(Stored records)
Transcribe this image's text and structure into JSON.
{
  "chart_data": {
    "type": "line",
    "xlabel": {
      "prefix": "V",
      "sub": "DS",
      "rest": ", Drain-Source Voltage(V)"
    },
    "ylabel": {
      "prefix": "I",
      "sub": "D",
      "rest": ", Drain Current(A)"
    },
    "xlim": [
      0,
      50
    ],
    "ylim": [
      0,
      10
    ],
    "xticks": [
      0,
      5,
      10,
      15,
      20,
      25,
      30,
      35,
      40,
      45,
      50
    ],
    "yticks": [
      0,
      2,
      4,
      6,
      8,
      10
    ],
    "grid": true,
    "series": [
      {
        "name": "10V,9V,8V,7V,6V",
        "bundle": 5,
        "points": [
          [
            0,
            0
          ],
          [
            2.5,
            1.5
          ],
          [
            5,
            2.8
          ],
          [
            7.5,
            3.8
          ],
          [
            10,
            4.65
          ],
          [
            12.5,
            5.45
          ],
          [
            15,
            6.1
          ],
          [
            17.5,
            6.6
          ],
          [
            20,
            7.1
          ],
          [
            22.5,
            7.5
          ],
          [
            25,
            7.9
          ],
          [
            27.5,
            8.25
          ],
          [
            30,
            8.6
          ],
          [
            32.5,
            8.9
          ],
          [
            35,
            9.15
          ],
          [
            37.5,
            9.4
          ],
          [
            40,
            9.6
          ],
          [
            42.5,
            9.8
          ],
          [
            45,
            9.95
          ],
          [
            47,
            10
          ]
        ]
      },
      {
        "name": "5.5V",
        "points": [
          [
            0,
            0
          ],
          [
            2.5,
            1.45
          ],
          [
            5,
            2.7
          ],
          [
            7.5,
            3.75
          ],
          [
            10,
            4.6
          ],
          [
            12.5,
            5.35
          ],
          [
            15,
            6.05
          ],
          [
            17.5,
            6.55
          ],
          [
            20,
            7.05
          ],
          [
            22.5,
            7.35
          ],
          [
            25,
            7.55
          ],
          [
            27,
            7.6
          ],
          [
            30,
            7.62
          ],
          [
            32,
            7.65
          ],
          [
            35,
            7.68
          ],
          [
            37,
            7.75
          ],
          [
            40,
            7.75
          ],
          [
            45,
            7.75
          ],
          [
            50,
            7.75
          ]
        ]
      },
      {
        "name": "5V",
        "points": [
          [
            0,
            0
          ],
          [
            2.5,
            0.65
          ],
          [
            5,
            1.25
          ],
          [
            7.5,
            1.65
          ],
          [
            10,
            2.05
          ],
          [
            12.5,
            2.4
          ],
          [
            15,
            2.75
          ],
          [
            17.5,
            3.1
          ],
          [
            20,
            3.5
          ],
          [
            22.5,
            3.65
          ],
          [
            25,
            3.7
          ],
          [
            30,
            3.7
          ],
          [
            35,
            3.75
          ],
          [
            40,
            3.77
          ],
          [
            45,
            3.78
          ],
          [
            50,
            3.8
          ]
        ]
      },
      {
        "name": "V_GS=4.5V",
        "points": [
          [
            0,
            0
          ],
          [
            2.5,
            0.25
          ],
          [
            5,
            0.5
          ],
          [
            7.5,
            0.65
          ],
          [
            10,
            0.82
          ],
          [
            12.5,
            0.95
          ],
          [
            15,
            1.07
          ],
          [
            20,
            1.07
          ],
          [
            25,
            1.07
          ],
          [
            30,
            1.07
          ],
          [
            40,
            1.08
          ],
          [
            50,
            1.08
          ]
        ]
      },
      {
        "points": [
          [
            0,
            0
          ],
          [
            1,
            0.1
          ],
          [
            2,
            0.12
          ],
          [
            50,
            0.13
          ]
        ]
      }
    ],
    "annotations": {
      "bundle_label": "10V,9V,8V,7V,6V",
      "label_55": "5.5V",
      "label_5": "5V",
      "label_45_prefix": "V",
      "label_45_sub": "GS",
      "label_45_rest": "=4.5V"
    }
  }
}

■ What to do: Print the listing above in its entirety, with every line exact.

■ Written reply:
Transcribe this image's text and structure into JSON.
{
  "chart_data": {
    "type": "line",
    "xlabel": {
      "prefix": "V",
      "sub": "DS",
      "rest": ", Drain-Source Voltage(V)"
    },
    "ylabel": {
      "prefix": "I",
      "sub": "D",
      "rest": ", Drain Current(A)"
    },
    "xlim": [
      0,
      50
    ],
    "ylim": [
      0,
      10
    ],
    "xticks": [
      0,
      5,
      10,
      15,
      20,
      25,
      30,
      35,
      40,
      45,
      50
    ],
    "yticks": [
      0,
      2,
      4,
      6,
      8,
      10
    ],
    "grid": true,
    "series": [
      {
        "name": "10V,9V,8V,7V,6V",
        "bundle": 5,
        "points": [
          [
            0,
            0
          ],
          [
            2.5,
            1.5
          ],
          [
            5,
            2.8
          ],
          [
            7.5,
            3.8
          ],
          [
            10,
            4.65
          ],
          [
            12.5,
            5.45
          ],
          [
            15,
            6.1
          ],
          [
            17.5,
            6.6
          ],
          [
            20,
            7.1
          ],
          [
            22.5,
            7.5
          ],
          [
            25,
            7.9
          ],
          [
            27.5,
            8.25
          ],
          [
            30,
            8.6
          ],
          [
            32.5,
            8.9
          ],
          [
            35,
            9.15
          ],
          [
            37.5,
            9.4
          ],
          [
            40,
            9.6
          ],
          [
            42.5,
            9.8
          ],
          [
            45,
            9.95
          ],
          [
            47,
            10
          ]
        ]
      },
      {
        "name": "5.5V",
        "points": [
          [
            0,
            0
          ],
          [
            2.5,
            1.45
          ],
          [
            5,
            2.7
          ],
          [
            7.5,
            3.75
          ],
          [
            10,
            4.6
          ],
          [
            12.5,
            5.35
          ],
          [
            15,
            6.05
          ],
          [
            17.5,
            6.55
          ],
          [
            20,
            7.05
          ],
          [
            22.5,
            7.35
          ],
          [
            25,
            7.55
          ],
          [
            27,
            7.6
          ],
          [
            30,
            7.62
          ],
          [
            32,
            7.65
          ],
          [
            35,
            7.68
          ],
          [
            37,
            7.75
          ],
          [
            40,
            7.75
          ],
          [
            45,
            7.75
          ],
          [
            50,
            7.75
          ]
        ]
      },
      {
        "name": "5V",
        "points": [
          [
            0,
            0
          ],
          [
            2.5,
            0.65
          ],
          [
            5,
            1.25
          ],
          [
            7.5,
            1.65
          ],
          [
            10,
            2.05
          ],
          [
            12.5,
            2.4
          ],
          [
            15,
            2.75
          ],
          [
            17.5,
            3.1
          ],
          [
            20,
            3.5
          ],
          [
            22.5,
            3.65
          ],
          [
            25,
            3.7
          ],
          [
            30,
            3.7
          ],
          [
            35,
            3.75
          ],
          [
            40,
            3.77
          ],
          [
            45,
            3.78
          ],
          [
            50,
            3.8
          ]
        ]
      },
      {
        "name": "V_GS=4.5V",
        "points": [
          [
            0,
            0
          ],
          [
            2.5,
            0.25
          ],
          [
            5,
            0.5
          ],
          [
            7.5,
            0.65
          ],
          [
            10,
            0.82
          ],
          [
            12.5,
            0.95
          ],
          [
            15,
            1.07
          ],
          [
            20,
            1.07
          ],
          [
            25,
            1.07
          ],
          [
            30,
            1.07
          ],
          [
            40,
            1.08
          ],
          [
            50,
            1.08
          ]
        ]
      },
      {
        "points": [
          [
            0,
            0
          ],
          [
            1,
            0.1
          ],
          [
            2,
            0.12
          ],
          [
            50,
            0.13
          ]
        ]
      }
    ],
    "annotations": {
      "bundle_label": "10V,9V,8V,7V,6V",
      "label_55": "5.5V",
      "label_5": "5V",
      "label_45_prefix": "V",
      "label_45_sub": "GS",
      "label_45_rest": "=4.5V"
    }
  }
}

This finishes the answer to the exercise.